/---

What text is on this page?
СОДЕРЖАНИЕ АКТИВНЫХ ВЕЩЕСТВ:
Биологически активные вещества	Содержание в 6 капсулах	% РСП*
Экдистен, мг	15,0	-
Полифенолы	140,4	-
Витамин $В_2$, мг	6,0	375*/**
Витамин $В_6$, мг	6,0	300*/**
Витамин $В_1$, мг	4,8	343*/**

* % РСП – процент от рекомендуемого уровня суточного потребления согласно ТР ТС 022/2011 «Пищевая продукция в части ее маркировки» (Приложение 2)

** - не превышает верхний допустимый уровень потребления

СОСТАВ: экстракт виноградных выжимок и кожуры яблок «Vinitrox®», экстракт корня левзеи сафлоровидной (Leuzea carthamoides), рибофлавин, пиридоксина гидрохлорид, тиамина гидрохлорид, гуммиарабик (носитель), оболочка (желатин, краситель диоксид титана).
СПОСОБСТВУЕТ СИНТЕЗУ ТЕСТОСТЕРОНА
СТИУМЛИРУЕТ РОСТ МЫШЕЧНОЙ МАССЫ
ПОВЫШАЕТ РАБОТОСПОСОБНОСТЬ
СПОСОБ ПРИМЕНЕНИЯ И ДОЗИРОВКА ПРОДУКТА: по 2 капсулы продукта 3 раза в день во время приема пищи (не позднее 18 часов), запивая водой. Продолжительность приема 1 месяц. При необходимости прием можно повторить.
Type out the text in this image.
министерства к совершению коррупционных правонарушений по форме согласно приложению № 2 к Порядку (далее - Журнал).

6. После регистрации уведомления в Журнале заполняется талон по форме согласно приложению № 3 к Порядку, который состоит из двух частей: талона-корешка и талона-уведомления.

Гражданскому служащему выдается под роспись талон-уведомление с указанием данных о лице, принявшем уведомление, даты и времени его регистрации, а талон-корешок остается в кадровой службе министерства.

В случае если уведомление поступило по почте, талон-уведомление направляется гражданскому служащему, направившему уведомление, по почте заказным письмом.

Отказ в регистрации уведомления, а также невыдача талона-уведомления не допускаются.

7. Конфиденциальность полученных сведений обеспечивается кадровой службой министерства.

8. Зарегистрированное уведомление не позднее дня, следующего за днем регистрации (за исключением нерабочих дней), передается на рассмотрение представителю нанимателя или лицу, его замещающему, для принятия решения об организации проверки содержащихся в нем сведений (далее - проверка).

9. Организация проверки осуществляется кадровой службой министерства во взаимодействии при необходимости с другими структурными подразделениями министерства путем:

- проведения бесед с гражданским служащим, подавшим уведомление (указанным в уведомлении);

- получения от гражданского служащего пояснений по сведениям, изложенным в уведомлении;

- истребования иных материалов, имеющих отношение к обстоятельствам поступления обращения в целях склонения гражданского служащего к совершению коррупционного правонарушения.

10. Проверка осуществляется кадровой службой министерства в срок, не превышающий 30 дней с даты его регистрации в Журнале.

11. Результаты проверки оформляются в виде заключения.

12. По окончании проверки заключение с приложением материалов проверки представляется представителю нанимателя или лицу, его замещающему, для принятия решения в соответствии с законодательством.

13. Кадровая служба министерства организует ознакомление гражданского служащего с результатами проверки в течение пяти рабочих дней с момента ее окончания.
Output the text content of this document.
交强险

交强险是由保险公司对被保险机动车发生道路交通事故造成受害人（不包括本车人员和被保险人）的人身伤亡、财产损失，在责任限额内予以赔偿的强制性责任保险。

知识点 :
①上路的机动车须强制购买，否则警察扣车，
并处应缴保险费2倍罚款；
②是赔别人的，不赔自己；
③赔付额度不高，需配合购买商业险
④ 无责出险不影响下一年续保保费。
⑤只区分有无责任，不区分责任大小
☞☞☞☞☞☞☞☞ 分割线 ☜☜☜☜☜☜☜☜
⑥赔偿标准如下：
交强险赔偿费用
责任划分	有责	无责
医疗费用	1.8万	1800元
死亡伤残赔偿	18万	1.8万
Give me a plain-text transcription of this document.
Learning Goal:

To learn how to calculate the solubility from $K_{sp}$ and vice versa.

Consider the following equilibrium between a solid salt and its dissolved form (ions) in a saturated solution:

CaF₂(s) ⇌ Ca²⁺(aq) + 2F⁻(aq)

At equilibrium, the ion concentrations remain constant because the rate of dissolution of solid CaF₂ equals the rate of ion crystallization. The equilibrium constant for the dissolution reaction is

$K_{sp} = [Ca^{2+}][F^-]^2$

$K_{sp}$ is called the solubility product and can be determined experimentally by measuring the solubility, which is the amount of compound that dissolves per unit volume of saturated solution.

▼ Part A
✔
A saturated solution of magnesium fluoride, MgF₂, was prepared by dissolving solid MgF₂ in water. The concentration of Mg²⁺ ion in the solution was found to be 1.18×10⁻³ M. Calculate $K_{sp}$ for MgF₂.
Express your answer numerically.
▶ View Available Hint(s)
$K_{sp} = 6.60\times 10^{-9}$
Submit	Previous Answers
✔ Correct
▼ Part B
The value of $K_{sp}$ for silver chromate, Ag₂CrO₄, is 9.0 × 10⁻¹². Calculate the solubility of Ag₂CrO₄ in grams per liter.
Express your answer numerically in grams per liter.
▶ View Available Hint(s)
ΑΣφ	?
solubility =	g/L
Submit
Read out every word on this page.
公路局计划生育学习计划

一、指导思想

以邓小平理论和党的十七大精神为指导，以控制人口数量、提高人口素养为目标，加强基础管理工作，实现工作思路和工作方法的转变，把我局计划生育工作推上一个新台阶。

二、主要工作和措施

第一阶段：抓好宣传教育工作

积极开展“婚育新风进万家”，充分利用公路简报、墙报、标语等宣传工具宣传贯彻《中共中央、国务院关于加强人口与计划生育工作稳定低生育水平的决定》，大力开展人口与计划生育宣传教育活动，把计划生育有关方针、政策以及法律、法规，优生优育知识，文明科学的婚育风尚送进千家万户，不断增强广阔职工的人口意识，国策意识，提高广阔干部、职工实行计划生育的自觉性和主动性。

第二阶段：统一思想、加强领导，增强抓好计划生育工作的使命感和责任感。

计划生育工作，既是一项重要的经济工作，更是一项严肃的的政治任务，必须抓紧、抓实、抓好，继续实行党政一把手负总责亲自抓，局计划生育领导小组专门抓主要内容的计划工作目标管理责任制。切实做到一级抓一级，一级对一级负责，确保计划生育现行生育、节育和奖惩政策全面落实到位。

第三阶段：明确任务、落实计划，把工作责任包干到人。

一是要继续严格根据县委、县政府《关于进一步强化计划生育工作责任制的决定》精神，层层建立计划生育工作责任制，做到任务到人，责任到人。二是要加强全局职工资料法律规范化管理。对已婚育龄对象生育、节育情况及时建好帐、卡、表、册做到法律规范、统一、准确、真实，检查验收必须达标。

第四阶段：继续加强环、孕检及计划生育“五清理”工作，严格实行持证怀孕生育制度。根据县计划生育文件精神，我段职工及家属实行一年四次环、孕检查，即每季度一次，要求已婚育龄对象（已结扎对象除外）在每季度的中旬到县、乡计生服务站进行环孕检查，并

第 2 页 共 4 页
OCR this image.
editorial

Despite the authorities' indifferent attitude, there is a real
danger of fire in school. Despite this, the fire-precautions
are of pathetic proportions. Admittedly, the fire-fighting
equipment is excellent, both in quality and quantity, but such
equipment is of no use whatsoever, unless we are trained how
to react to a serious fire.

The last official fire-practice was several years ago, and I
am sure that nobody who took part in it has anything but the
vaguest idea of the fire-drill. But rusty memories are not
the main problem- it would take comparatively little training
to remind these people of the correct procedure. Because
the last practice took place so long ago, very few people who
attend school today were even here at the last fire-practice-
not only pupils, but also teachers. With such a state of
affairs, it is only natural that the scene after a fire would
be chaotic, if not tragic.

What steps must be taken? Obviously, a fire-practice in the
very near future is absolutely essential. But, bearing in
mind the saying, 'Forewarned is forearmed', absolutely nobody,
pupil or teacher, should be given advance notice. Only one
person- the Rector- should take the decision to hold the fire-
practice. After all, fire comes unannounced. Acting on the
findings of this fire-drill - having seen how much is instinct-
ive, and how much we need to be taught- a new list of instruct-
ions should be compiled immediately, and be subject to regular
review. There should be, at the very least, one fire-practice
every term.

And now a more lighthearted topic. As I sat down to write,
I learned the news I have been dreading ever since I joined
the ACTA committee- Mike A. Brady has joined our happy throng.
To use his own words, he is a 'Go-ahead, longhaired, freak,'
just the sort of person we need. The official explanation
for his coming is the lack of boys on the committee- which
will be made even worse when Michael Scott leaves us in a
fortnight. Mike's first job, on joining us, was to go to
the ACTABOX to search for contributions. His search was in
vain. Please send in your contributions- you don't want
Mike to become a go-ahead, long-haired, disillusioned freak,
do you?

\---

Check every line of the data above for the string "Журнале", and copy those that have it.

### [Exercise response]
6. После регистрации уведомления в Журнале заполняется талон по форме согласно приложению № 3 к Порядку, который состоит из двух частей: талона-корешка и талона-уведомления.
10. Проверка осуществляется кадровой службой министерства в срок, не превышающий 30 дней с даты его регистрации в Журнале.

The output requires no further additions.